§ **Given task**
Search the records below for the word "SECTION". Pull out each line that has it.

★ ★ ★ ★ ★

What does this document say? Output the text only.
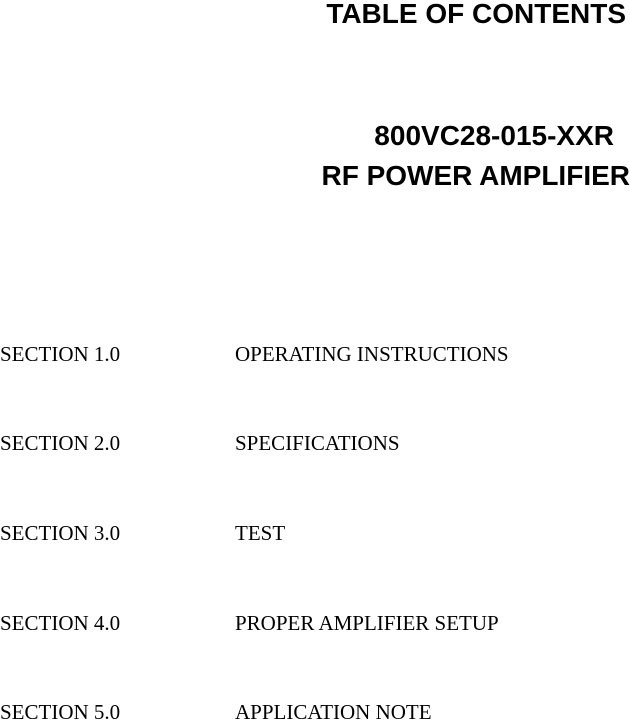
TABLE OF CONTENTS
800VC28-015-XXR
RF POWER AMPLIFIER
SECTION 1.0	OPERATING INSTRUCTIONS
SECTION 2.0	SPECIFICATIONS
SECTION 3.0	TEST
SECTION 4.0	PROPER AMPLIFIER SETUP
SECTION 5.0	APPLICATION NOTE
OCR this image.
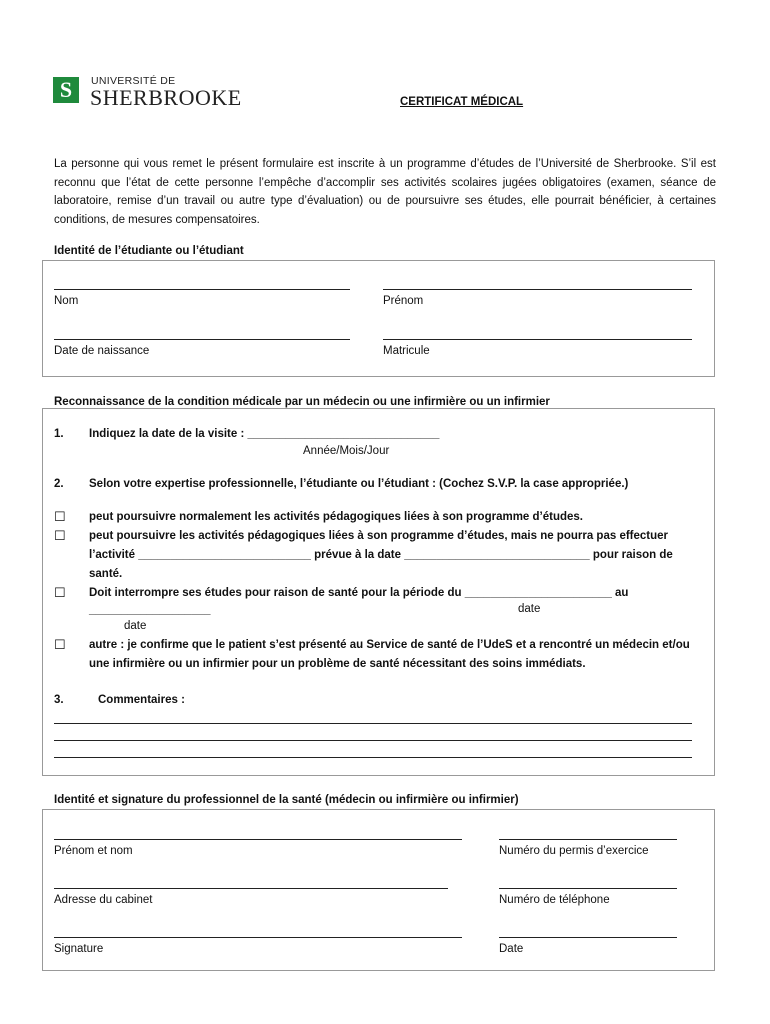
S	UNIVERSITÉ DE
SHERBROOKE	CERTIFICAT MÉDICAL
La personne qui vous remet le présent formulaire est inscrite à un programme d’études de l’Université de Sherbrooke. S’il est reconnu que l’état de cette personne l’empêche d’accomplir ses activités scolaires jugées obligatoires (examen, séance de laboratoire, remise d’un travail ou autre type d’évaluation) ou de poursuivre ses études, elle pourrait bénéficier, à certaines conditions, de mesures compensatoires.
Identité de l’étudiante ou l’étudiant
Nom	Prénom
Date de naissance	Matricule
Reconnaissance de la condition médicale par un médecin ou une infirmière ou un infirmier
1. Indiquez la date de la visite : ______________________________
Année/Mois/Jour
2. Selon votre expertise professionnelle, l’étudiante ou l’étudiant : (Cochez S.V.P. la case appropriée.)
☐ peut poursuivre normalement les activités pédagogiques liées à son programme d’études.
☐ peut poursuivre les activités pédagogiques liées à son programme d’études, mais ne pourra pas effectuer
l’activité ___________________________ prévue à la date _____________________________ pour raison de
santé.
☐ Doit interrompre ses études pour raison de santé pour la période du _______________________ au
date
___________________
date
☐ autre : je confirme que le patient s’est présenté au Service de santé de l’UdeS et a rencontré un médecin et/ou
une infirmière ou un infirmier pour un problème de santé nécessitant des soins immédiats.
3.	Commentaires :
Identité et signature du professionnel de la santé (médecin ou infirmière ou infirmier)
Prénom et nom	Numéro du permis d’exercice
Adresse du cabinet	Numéro de téléphone
Signature	Date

★ ★ ★ ★ ★

§ **Correct output**
SECTION 1.0	OPERATING INSTRUCTIONS
SECTION 2.0	SPECIFICATIONS
SECTION 3.0	TEST
SECTION 4.0	PROPER AMPLIFIER SETUP
SECTION 5.0	APPLICATION NOTE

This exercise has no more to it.